= Problem details =
Copy the data below line for line, changing no character.

= Supplied material =
# # # #

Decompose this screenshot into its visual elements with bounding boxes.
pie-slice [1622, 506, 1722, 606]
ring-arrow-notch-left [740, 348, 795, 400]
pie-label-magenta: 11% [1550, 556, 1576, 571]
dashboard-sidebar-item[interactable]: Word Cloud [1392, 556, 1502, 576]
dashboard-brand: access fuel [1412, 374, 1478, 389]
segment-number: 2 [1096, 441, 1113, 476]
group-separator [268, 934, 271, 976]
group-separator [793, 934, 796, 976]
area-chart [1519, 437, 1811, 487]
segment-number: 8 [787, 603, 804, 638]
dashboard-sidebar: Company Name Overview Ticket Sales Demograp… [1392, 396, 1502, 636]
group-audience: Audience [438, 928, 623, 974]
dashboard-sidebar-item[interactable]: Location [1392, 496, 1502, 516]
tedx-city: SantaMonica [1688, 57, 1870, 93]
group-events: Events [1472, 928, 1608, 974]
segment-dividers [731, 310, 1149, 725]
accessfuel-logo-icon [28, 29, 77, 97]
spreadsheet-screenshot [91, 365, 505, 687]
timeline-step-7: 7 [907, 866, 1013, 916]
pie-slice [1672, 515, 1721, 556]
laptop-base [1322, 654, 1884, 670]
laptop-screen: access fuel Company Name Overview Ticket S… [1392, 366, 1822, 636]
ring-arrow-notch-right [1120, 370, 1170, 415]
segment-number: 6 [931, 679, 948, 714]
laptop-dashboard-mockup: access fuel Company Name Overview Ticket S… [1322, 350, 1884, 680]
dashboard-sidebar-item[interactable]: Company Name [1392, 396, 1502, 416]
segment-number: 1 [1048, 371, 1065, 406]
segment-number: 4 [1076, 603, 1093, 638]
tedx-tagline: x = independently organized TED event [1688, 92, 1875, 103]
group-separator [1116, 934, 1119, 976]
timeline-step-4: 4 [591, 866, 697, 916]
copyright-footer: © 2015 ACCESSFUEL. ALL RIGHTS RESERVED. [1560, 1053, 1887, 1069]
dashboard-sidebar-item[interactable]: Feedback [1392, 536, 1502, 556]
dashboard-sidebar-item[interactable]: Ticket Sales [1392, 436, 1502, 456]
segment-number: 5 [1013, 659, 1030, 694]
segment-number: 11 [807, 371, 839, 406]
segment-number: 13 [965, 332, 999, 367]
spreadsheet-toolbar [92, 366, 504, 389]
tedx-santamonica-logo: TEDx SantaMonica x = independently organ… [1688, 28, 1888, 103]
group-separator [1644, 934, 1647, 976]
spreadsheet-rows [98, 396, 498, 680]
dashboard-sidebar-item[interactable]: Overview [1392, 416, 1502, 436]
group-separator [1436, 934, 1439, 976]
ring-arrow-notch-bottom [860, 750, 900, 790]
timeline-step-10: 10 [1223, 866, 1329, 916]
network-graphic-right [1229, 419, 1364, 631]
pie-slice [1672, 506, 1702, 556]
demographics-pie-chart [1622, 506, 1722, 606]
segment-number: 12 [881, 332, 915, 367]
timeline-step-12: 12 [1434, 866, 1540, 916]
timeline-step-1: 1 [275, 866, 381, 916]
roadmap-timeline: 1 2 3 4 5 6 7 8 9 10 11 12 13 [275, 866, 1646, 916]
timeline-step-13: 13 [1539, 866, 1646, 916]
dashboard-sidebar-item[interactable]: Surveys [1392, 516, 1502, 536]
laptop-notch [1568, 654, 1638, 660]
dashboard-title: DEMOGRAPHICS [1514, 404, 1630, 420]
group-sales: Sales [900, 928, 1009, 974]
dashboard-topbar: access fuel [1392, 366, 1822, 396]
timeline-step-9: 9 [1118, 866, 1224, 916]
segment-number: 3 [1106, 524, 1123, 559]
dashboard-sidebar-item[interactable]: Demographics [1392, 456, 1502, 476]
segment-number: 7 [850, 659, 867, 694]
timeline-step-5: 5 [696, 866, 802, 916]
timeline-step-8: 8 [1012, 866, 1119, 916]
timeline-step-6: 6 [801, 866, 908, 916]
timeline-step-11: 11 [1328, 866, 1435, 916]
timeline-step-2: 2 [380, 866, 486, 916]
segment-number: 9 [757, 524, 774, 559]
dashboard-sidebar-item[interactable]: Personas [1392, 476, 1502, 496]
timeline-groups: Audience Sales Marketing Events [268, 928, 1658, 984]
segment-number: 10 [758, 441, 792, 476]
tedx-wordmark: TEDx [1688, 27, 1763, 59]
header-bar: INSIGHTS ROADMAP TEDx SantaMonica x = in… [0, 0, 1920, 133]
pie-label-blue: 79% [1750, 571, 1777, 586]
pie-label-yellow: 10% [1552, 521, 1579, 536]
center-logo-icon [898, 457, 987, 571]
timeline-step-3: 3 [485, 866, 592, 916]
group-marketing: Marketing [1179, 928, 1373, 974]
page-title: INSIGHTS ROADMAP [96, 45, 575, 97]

# # # #

= Solution to the exercise =
Decompose this screenshot into its visual elements with bounding boxes.
pie-slice [1622, 506, 1722, 606]
ring-arrow-notch-left [740, 348, 795, 400]
pie-label-magenta: 11% [1550, 556, 1576, 571]
dashboard-sidebar-item[interactable]: Word Cloud [1392, 556, 1502, 576]
dashboard-brand: access fuel [1412, 374, 1478, 389]
segment-number: 2 [1096, 441, 1113, 476]
group-separator [268, 934, 271, 976]
group-separator [793, 934, 796, 976]
area-chart [1519, 437, 1811, 487]
segment-number: 8 [787, 603, 804, 638]
dashboard-sidebar: Company Name Overview Ticket Sales Demograp… [1392, 396, 1502, 636]
group-audience: Audience [438, 928, 623, 974]
dashboard-sidebar-item[interactable]: Location [1392, 496, 1502, 516]
tedx-city: SantaMonica [1688, 57, 1870, 93]
group-events: Events [1472, 928, 1608, 974]
segment-dividers [731, 310, 1149, 725]
accessfuel-logo-icon [28, 29, 77, 97]
spreadsheet-screenshot [91, 365, 505, 687]
timeline-step-7: 7 [907, 866, 1013, 916]
pie-slice [1672, 515, 1721, 556]
laptop-base [1322, 654, 1884, 670]
laptop-screen: access fuel Company Name Overview Ticket S… [1392, 366, 1822, 636]
ring-arrow-notch-right [1120, 370, 1170, 415]
segment-number: 6 [931, 679, 948, 714]
laptop-dashboard-mockup: access fuel Company Name Overview Ticket S… [1322, 350, 1884, 680]
dashboard-sidebar-item[interactable]: Company Name [1392, 396, 1502, 416]
segment-number: 1 [1048, 371, 1065, 406]
segment-number: 4 [1076, 603, 1093, 638]
tedx-tagline: x = independently organized TED event [1688, 92, 1875, 103]
group-separator [1116, 934, 1119, 976]
timeline-step-4: 4 [591, 866, 697, 916]
copyright-footer: © 2015 ACCESSFUEL. ALL RIGHTS RESERVED. [1560, 1053, 1887, 1069]
dashboard-sidebar-item[interactable]: Feedback [1392, 536, 1502, 556]
dashboard-sidebar-item[interactable]: Ticket Sales [1392, 436, 1502, 456]
segment-number: 5 [1013, 659, 1030, 694]
segment-number: 11 [807, 371, 839, 406]
segment-number: 13 [965, 332, 999, 367]
spreadsheet-toolbar [92, 366, 504, 389]
tedx-santamonica-logo: TEDx SantaMonica x = independently organ… [1688, 28, 1888, 103]
group-separator [1644, 934, 1647, 976]
spreadsheet-rows [98, 396, 498, 680]
dashboard-sidebar-item[interactable]: Overview [1392, 416, 1502, 436]
group-separator [1436, 934, 1439, 976]
ring-arrow-notch-bottom [860, 750, 900, 790]
timeline-step-10: 10 [1223, 866, 1329, 916]
network-graphic-right [1229, 419, 1364, 631]
pie-slice [1672, 506, 1702, 556]
demographics-pie-chart [1622, 506, 1722, 606]
segment-number: 12 [881, 332, 915, 367]
timeline-step-12: 12 [1434, 866, 1540, 916]
timeline-step-1: 1 [275, 866, 381, 916]
roadmap-timeline: 1 2 3 4 5 6 7 8 9 10 11 12 13 [275, 866, 1646, 916]
timeline-step-13: 13 [1539, 866, 1646, 916]
dashboard-sidebar-item[interactable]: Surveys [1392, 516, 1502, 536]
laptop-notch [1568, 654, 1638, 660]
dashboard-title: DEMOGRAPHICS [1514, 404, 1630, 420]
group-sales: Sales [900, 928, 1009, 974]
dashboard-topbar: access fuel [1392, 366, 1822, 396]
timeline-step-9: 9 [1118, 866, 1224, 916]
segment-number: 3 [1106, 524, 1123, 559]
dashboard-sidebar-item[interactable]: Demographics [1392, 456, 1502, 476]
segment-number: 7 [850, 659, 867, 694]
timeline-step-5: 5 [696, 866, 802, 916]
timeline-step-8: 8 [1012, 866, 1119, 916]
timeline-step-6: 6 [801, 866, 908, 916]
timeline-step-11: 11 [1328, 866, 1435, 916]
timeline-step-2: 2 [380, 866, 486, 916]
segment-number: 9 [757, 524, 774, 559]
dashboard-sidebar-item[interactable]: Personas [1392, 476, 1502, 496]
timeline-groups: Audience Sales Marketing Events [268, 928, 1658, 984]
segment-number: 10 [758, 441, 792, 476]
tedx-wordmark: TEDx [1688, 27, 1763, 59]
header-bar: INSIGHTS ROADMAP TEDx SantaMonica x = in… [0, 0, 1920, 133]
pie-label-blue: 79% [1750, 571, 1777, 586]
pie-label-yellow: 10% [1552, 521, 1579, 536]
center-logo-icon [898, 457, 987, 571]
timeline-step-3: 3 [485, 866, 592, 916]
group-marketing: Marketing [1179, 928, 1373, 974]
page-title: INSIGHTS ROADMAP [96, 45, 575, 97]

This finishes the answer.